| ФРАГМЕНТ ТЕКСТА |
##########
Но насчет русских и немцев надо разобраться.
Императрица Елизавета Петровна была такой же полунемкой, как ее племянница правительница Анна Леопольдовна. И власть императрица Елизавета Петровна передала императору Петру III, такому же на три четверти немцу, как и его племянник, император Иоанн Антонович.
Да и насчет вины родителей Иоанна Антоновича тоже не всё ясно.
Ни правительница Анна Леопольдовна, ни супруг ее, генералиссимус Антон-Ульрих, умом не блистали, но за год своего правления особых бед не принесли, а если сравнивать их правление с эпохой Анны Иоанновны, то можно назвать этот год даже счастливым для России.
Любопытно, что объявив в 1741 году войну России, Швеция выставила одной из причин ее необходимость добиться возвращения русского престола потомству Петра I.
И хотя надежда шведов, что «дщерь Петрова» отблагодарит их возвращением ряда утраченных по Ништадского миру территорий, оказалась напрасной, тем не менее начавшаяся война оказала Елизавете Петровне серьезную помощь в борьбе за власть.
23 ноября 1741 года, когда гвардейским полкам был отдан приказ о выступлении из Петербурга на войну, сторонники цесаревны распустили слухи, что правительница Анна Леопольдовна удаляет гвардейцев из столицы, не имея никакой военной надобности, только ради того, чтобы провозгласить себя самодержавной императрицей. Это вызвало возмущение гвардии и немало способствовало успеху затеянного Елизаветой Петровной переворота.
##########
| ЗАДАНИЕ 1 |
Занесите все строки приведенных ниже записей в список JSON из строк, по одной строке списка на каждую строку записей и без пустых строк. Изображения в ответ не включайте.

Фрагменты набора разметки макетов:
##########
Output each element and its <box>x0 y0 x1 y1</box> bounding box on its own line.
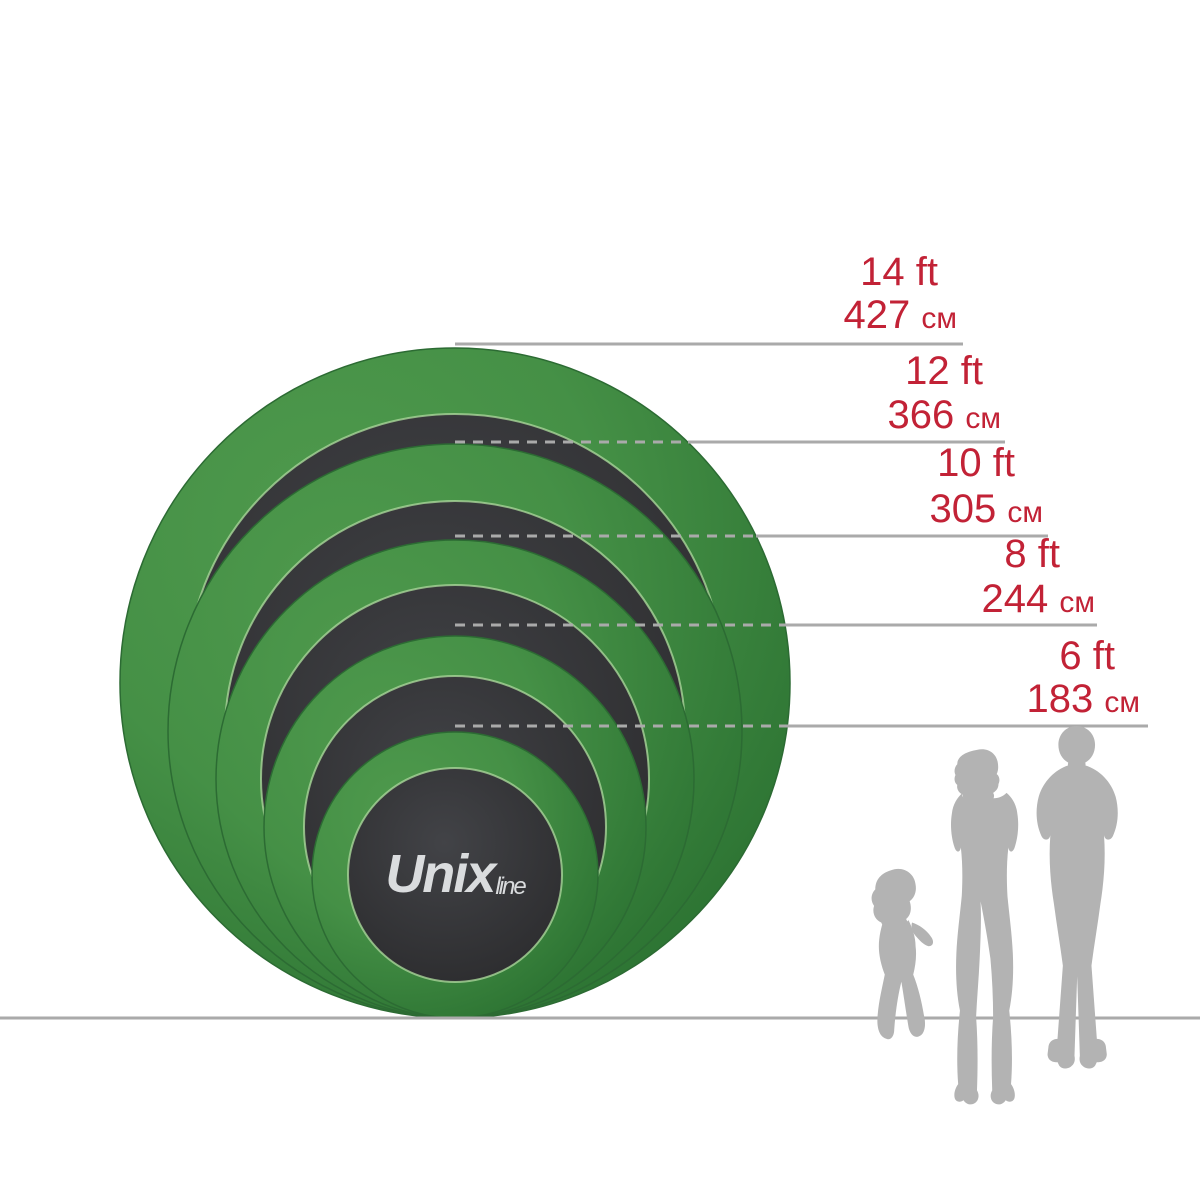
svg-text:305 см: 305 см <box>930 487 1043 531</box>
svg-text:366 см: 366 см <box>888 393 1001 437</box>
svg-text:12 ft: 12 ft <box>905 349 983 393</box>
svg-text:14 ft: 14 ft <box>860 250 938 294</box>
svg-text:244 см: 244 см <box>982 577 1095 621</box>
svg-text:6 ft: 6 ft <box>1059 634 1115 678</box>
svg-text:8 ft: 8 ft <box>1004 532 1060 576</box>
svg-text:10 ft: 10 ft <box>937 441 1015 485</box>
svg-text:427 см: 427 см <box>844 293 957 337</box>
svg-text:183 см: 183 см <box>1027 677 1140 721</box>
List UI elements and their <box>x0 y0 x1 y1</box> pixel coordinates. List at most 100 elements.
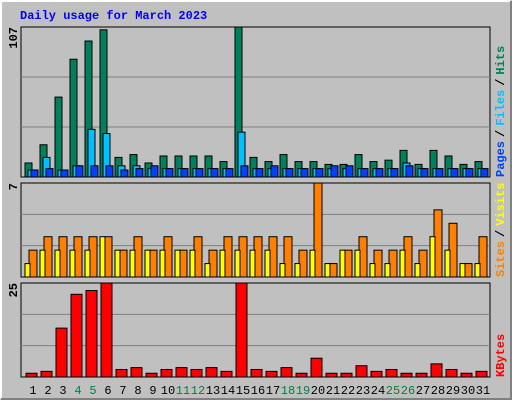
##########
| ЗАДАНИЕ 2 |
Приведите продолжение текста о перевороте Елизаветы Петровны, начиная сразу после его последнего предложения.

| ОТВЕТ К ЗАДАНИЮ 1 |
[
  "Output each element and its <box>x0 y0 x1 y1</box> bounding box on its own line.",
  "svg-text:305 см: 305 см <box>930 487 1043 531</box>",
  "svg-text:366 см: 366 см <box>888 393 1001 437</box>",
  "svg-text:12 ft: 12 ft <box>905 349 983 393</box>",
  "svg-text:14 ft: 14 ft <box>860 250 938 294</box>",
  "svg-text:244 см: 244 см <box>982 577 1095 621</box>",
  "svg-text:6 ft: 6 ft <box>1059 634 1115 678</box>",
  "svg-text:8 ft: 8 ft <box>1004 532 1060 576</box>",
  "svg-text:10 ft: 10 ft <box>937 441 1015 485</box>",
  "svg-text:427 см: 427 см <box>844 293 957 337</box>",
  "svg-text:183 см: 183 см <box>1027 677 1140 721</box>",
  "List UI elements and their <box>x0 y0 x1 y1</box> pixel coordinates. List at most 100 elements."
]

| ОТВЕТ К ЗАДАНИЮ 2 |
Между прочим, тогда же появился слух, будто при рождении принца Иоанна Антоновича Анна Иоанновна приказала академикам составить гороскоп новорожденного. Ученые, изучив звездное небо, выяснили, что светила предсказывают страшный жребий царственному младенцу.
Анну Леопольдовну предупреждали об опасной деятельности Елизаветы Петровны, но правительница ограничилась тем, что взяла со своей тетки слово не действовать против нее.
Слово это богобоязненная Елизавета Петровна держала ровно день, а ночью 25 ноября 1741 года произвела дворцовый переворот.
Любопытно и то, что, завершая эту войну, ставшая таки русской императрицей «дщерь Петра» не забыла о династических претензиях Швеции и настояла, чтобы на шведский престол был посажен брат ее умершего жениха — голштинский принц Адольф-Фридрих, епископ Любский.
Ну а сразу после переворота, 2 декабря 1741 года, заливаясь слезами, Елизавета Петровна снарядила своего несчастного внука в Ригу, чтобы запереть его в замке, прежде принадлежавшем Бирону.
Елизавета Петровна приказала стереть саму память о внуке. Указы и постановления царствования Иоанна Антоновича были изъяты, а монеты с изображением малолетнего императора подлежали переплавке. Уличенным в хранении таких монет могли отрубить руки.
Двухлетний Иоанн VI Антонович согласно императорской воле погружался в безвестность, а навстречу славе и власти везли в Петербург четырнадцатилетнего подростка, племянника императрицы Елизаветы Петровны, внука императора Петра I — Карла-Петра-Ульриха, будущего русского императора Петра III.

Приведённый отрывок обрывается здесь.